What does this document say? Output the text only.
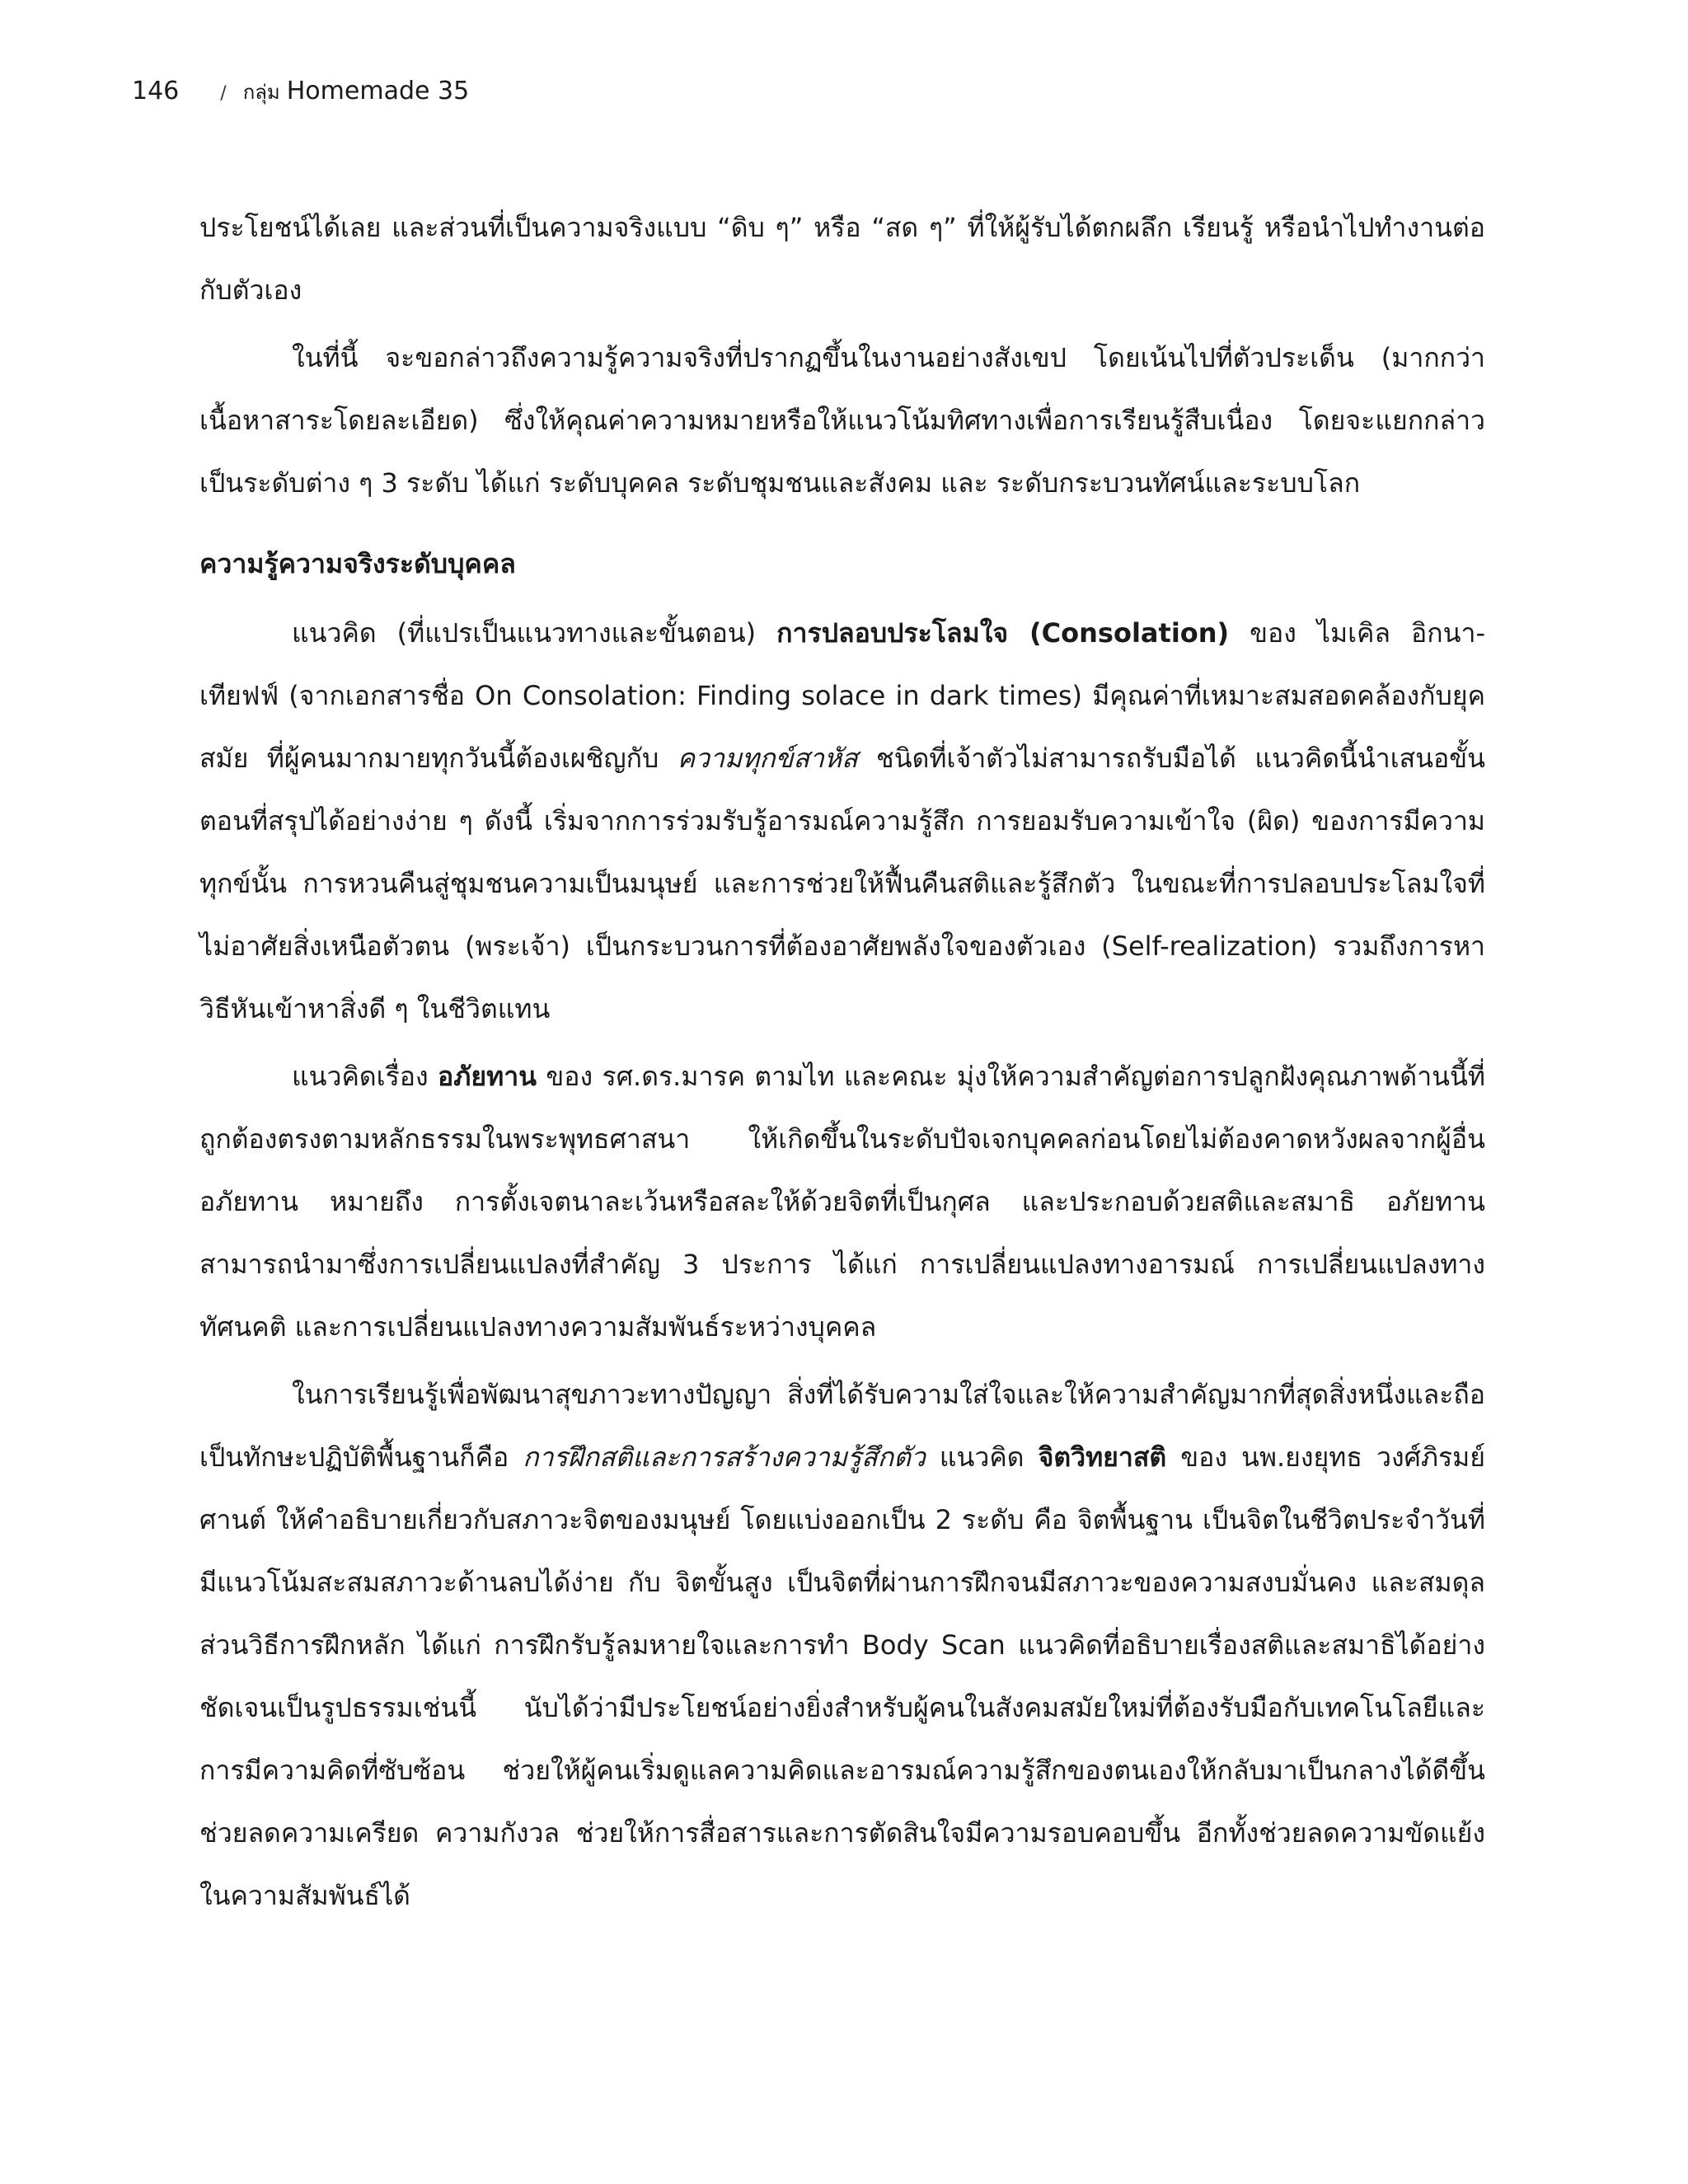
146 / กลุ่ม Homemade 35

ประโยชน์ได้เลย และส่วนที่เป็นความจริงแบบ “ดิบ ๆ” หรือ “สด ๆ” ที่ให้ผู้รับได้ตกผลึก เรียนรู้ หรือนำไปทำงานต่อกับตัวเอง

ในที่นี้ จะขอกล่าวถึงความรู้ความจริงที่ปรากฏขึ้นในงานอย่างสังเขป โดยเน้นไปที่ตัวประเด็น (มากกว่าเนื้อหาสาระโดยละเอียด) ซึ่งให้คุณค่าความหมายหรือให้แนวโน้มทิศทางเพื่อการเรียนรู้สืบเนื่อง โดยจะแยกกล่าวเป็นระดับต่าง ๆ 3 ระดับ ได้แก่ ระดับบุคคล ระดับชุมชนและสังคม และ ระดับกระบวนทัศน์และระบบโลก

ความรู้ความจริงระดับบุคคล

แนวคิด (ที่แปรเป็นแนวทางและขั้นตอน) การปลอบประโลมใจ (Consolation) ของ ไมเคิล อิกนา-เทียฟฟ์ (จากเอกสารชื่อ On Consolation: Finding solace in dark times) มีคุณค่าที่เหมาะสมสอดคล้องกับยุคสมัย ที่ผู้คนมากมายทุกวันนี้ต้องเผชิญกับ ความทุกข์สาหัส ชนิดที่เจ้าตัวไม่สามารถรับมือได้ แนวคิดนี้นำเสนอขั้นตอนที่สรุปได้อย่างง่าย ๆ ดังนี้ เริ่มจากการร่วมรับรู้อารมณ์ความรู้สึก การยอมรับความเข้าใจ (ผิด) ของการมีความทุกข์นั้น การหวนคืนสู่ชุมชนความเป็นมนุษย์ และการช่วยให้ฟื้นคืนสติและรู้สึกตัว ในขณะที่การปลอบประโลมใจที่ไม่อาศัยสิ่งเหนือตัวตน (พระเจ้า) เป็นกระบวนการที่ต้องอาศัยพลังใจของตัวเอง (Self-realization) รวมถึงการหาวิธีหันเข้าหาสิ่งดี ๆ ในชีวิตแทน

แนวคิดเรื่อง อภัยทาน ของ รศ.ดร.มารค ตามไท และคณะ มุ่งให้ความสำคัญต่อการปลูกฝังคุณภาพด้านนี้ที่ถูกต้องตรงตามหลักธรรมในพระพุทธศาสนา ให้เกิดขึ้นในระดับปัจเจกบุคคลก่อนโดยไม่ต้องคาดหวังผลจากผู้อื่น อภัยทาน หมายถึง การตั้งเจตนาละเว้นหรือสละให้ด้วยจิตที่เป็นกุศล และประกอบด้วยสติและสมาธิ อภัยทานสามารถนำมาซึ่งการเปลี่ยนแปลงที่สำคัญ 3 ประการ ได้แก่ การเปลี่ยนแปลงทางอารมณ์ การเปลี่ยนแปลงทางทัศนคติ และการเปลี่ยนแปลงทางความสัมพันธ์ระหว่างบุคคล

ในการเรียนรู้เพื่อพัฒนาสุขภาวะทางปัญญา สิ่งที่ได้รับความใส่ใจและให้ความสำคัญมากที่สุดสิ่งหนึ่งและถือเป็นทักษะปฏิบัติพื้นฐานก็คือ การฝึกสติและการสร้างความรู้สึกตัว แนวคิด จิตวิทยาสติ ของ นพ.ยงยุทธ วงศ์ภิรมย์ศานต์ ให้คำอธิบายเกี่ยวกับสภาวะจิตของมนุษย์ โดยแบ่งออกเป็น 2 ระดับ คือ จิตพื้นฐาน เป็นจิตในชีวิตประจำวันที่มีแนวโน้มสะสมสภาวะด้านลบได้ง่าย กับ จิตขั้นสูง เป็นจิตที่ผ่านการฝึกจนมีสภาวะของความสงบมั่นคง และสมดุล ส่วนวิธีการฝึกหลัก ได้แก่ การฝึกรับรู้ลมหายใจและการทำ Body Scan แนวคิดที่อธิบายเรื่องสติและสมาธิได้อย่างชัดเจนเป็นรูปธรรมเช่นนี้ นับได้ว่ามีประโยชน์อย่างยิ่งสำหรับผู้คนในสังคมสมัยใหม่ที่ต้องรับมือกับเทคโนโลยีและการมีความคิดที่ซับซ้อน ช่วยให้ผู้คนเริ่มดูแลความคิดและอารมณ์ความรู้สึกของตนเองให้กลับมาเป็นกลางได้ดีขึ้น ช่วยลดความเครียด ความกังวล ช่วยให้การสื่อสารและการตัดสินใจมีความรอบคอบขึ้น อีกทั้งช่วยลดความขัดแย้งในความสัมพันธ์ได้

□ □ □

Challenge: Extract all lines of the records above that include "วเอง".

Solution to this task:
ประโยชน์ได้เลย และส่วนที่เป็นความจริงแบบ “ดิบ ๆ” หรือ “สด ๆ” ที่ให้ผู้รับได้ตกผลึก เรียนรู้ หรือนำไปทำงานต่อกับตัวเอง
แนวคิด (ที่แปรเป็นแนวทางและขั้นตอน) การปลอบประโลมใจ (Consolation) ของ ไมเคิล อิกนา-เทียฟฟ์ (จากเอกสารชื่อ On Consolation: Finding solace in dark times) มีคุณค่าที่เหมาะสมสอดคล้องกับยุคสมัย ที่ผู้คนมากมายทุกวันนี้ต้องเผชิญกับ ความทุกข์สาหัส ชนิดที่เจ้าตัวไม่สามารถรับมือได้ แนวคิดนี้นำเสนอขั้นตอนที่สรุปได้อย่างง่าย ๆ ดังนี้ เริ่มจากการร่วมรับรู้อารมณ์ความรู้สึก การยอมรับความเข้าใจ (ผิด) ของการมีความทุกข์นั้น การหวนคืนสู่ชุมชนความเป็นมนุษย์ และการช่วยให้ฟื้นคืนสติและรู้สึกตัว ในขณะที่การปลอบประโลมใจที่ไม่อาศัยสิ่งเหนือตัวตน (พระเจ้า) เป็นกระบวนการที่ต้องอาศัยพลังใจของตัวเอง (Self-realization) รวมถึงการหาวิธีหันเข้าหาสิ่งดี ๆ ในชีวิตแทน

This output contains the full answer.